What is being asked – Say how many lines of the material below contain the word "screenshot", with no other words.

[Data records]

_ _ _ _ _

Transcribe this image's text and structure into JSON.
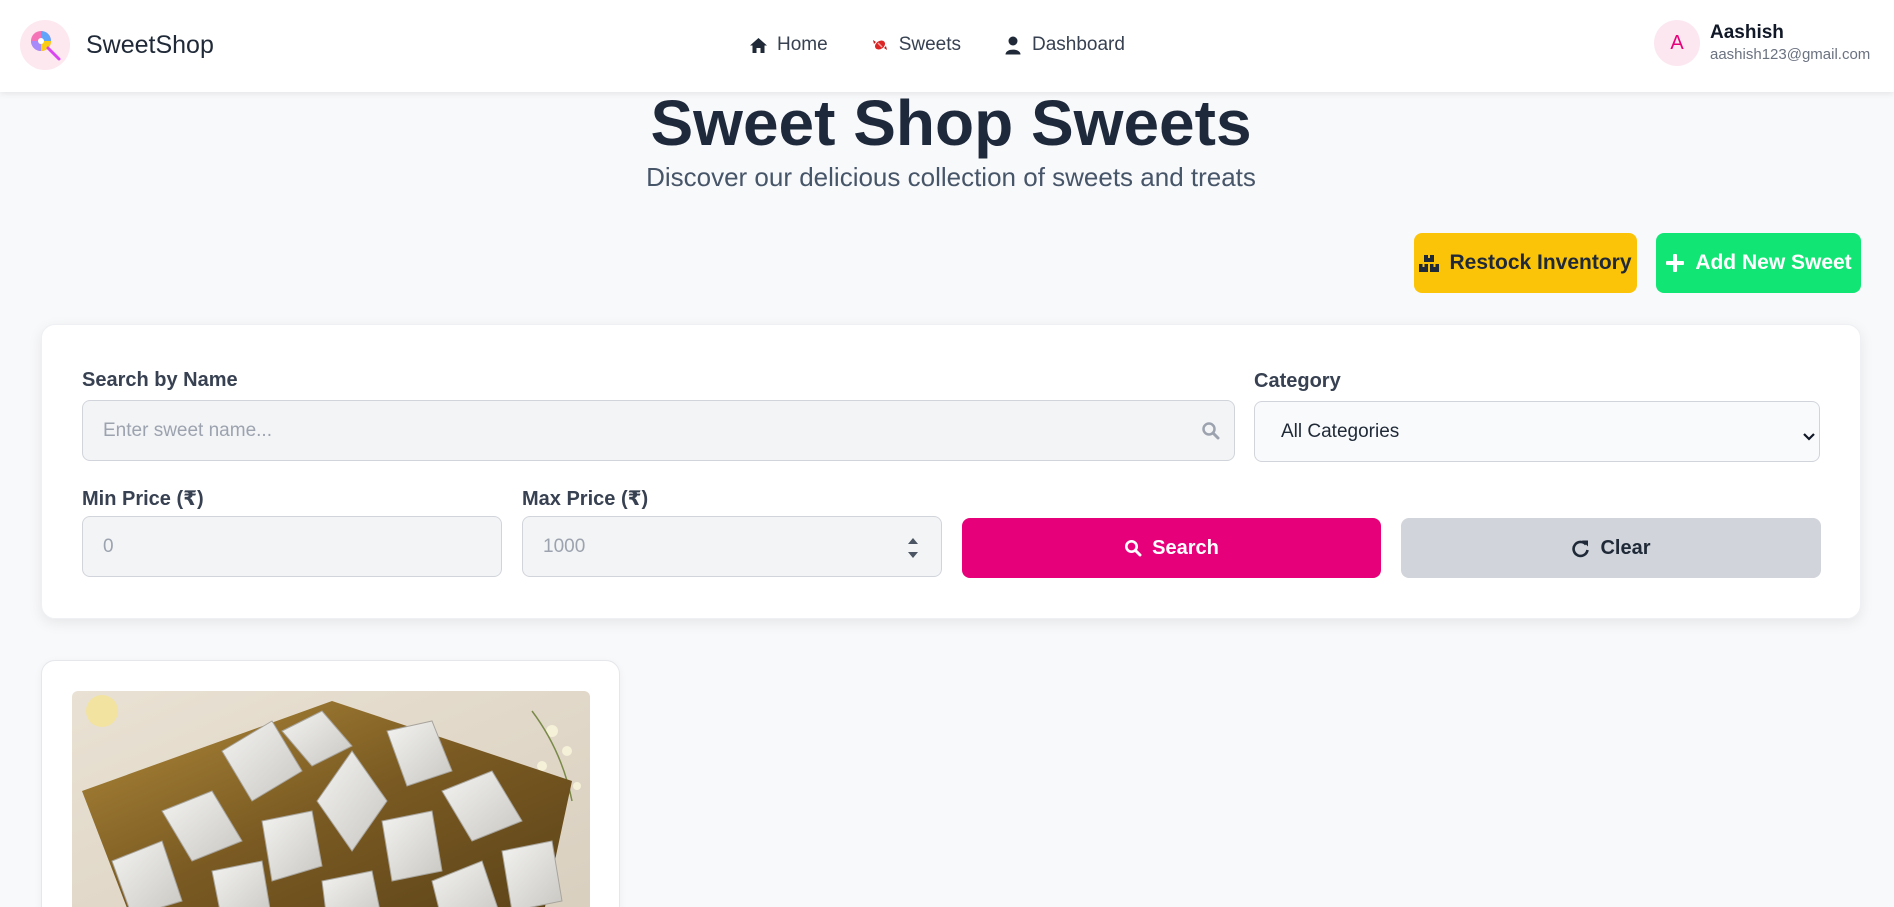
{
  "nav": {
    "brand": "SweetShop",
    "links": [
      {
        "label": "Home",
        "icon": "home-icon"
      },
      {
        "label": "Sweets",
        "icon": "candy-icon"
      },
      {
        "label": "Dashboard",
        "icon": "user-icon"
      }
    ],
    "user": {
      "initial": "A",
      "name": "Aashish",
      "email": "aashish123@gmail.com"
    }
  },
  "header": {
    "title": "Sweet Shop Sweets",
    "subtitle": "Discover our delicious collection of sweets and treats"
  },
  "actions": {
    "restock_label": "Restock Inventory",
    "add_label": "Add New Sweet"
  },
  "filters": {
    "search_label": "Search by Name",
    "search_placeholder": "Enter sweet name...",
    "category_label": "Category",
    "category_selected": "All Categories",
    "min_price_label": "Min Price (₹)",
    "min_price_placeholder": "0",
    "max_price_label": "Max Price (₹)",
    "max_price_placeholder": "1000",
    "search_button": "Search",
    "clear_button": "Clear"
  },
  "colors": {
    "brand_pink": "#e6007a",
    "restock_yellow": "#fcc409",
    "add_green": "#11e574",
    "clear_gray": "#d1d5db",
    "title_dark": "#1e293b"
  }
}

_ _ _ _ _

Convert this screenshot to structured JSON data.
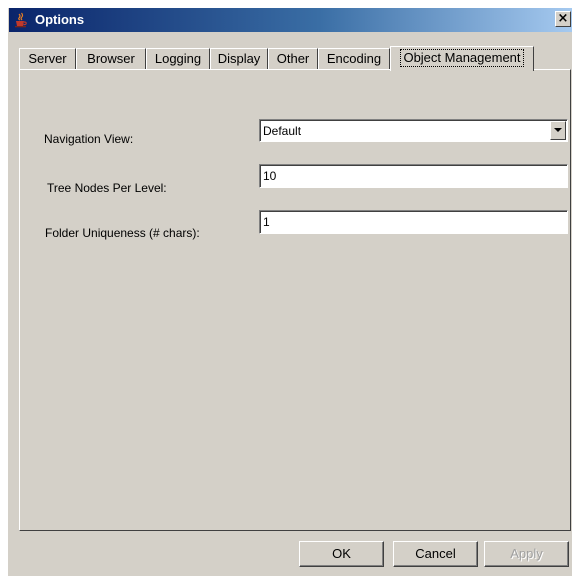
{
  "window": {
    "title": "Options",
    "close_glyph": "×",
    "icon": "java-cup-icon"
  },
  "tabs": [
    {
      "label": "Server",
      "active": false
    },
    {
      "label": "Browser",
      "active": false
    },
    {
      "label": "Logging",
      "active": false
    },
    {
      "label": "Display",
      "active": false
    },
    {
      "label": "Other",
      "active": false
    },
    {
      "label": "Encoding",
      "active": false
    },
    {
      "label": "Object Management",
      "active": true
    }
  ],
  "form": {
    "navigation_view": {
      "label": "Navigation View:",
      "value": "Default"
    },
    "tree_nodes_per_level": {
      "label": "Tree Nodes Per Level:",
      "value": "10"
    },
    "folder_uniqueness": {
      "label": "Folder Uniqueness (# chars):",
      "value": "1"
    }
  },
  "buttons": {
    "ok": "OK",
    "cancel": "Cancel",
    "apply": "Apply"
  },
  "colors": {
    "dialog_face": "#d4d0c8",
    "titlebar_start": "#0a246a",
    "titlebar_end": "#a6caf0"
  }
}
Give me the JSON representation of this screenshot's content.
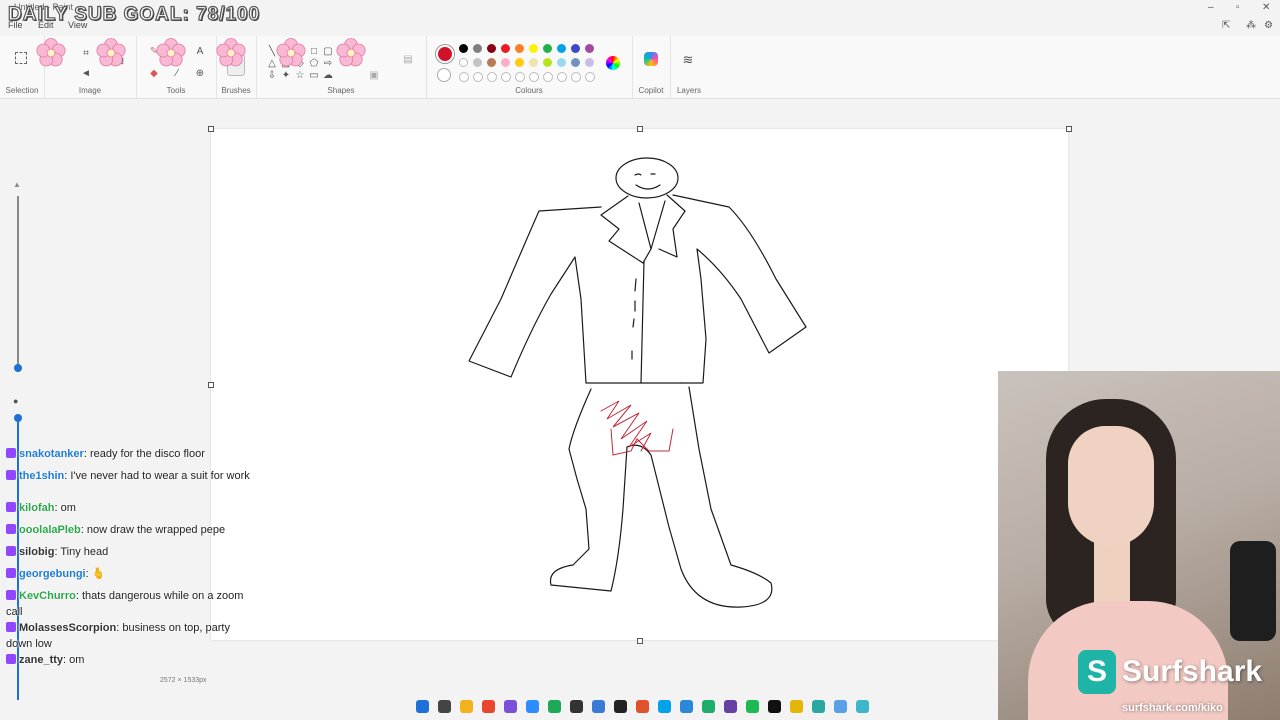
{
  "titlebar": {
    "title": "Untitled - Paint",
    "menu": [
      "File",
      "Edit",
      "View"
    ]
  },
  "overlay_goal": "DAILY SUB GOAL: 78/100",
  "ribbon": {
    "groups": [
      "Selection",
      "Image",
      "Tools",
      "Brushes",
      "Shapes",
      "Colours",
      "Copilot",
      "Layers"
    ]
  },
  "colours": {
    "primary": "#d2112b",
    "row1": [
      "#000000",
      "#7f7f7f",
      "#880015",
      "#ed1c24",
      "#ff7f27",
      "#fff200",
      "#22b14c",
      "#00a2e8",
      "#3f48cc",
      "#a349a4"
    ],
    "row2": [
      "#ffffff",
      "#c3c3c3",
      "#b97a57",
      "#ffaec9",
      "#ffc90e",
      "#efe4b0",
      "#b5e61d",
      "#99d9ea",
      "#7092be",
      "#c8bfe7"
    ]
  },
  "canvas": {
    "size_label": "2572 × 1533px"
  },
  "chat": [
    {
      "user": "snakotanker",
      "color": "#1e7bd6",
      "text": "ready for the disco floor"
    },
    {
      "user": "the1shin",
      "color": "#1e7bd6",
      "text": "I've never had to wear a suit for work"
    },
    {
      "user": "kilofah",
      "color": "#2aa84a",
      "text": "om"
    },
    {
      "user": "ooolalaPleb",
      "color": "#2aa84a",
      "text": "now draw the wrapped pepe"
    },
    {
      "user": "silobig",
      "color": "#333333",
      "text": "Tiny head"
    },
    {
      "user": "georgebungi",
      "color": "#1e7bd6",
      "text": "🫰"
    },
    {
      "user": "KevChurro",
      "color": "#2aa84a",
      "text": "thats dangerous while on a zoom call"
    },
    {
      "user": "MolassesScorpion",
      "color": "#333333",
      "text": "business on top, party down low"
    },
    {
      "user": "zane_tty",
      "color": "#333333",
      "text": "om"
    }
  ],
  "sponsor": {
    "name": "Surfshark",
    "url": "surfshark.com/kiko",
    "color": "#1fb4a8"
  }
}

_ _ _ _ _

Result for this exercise – 2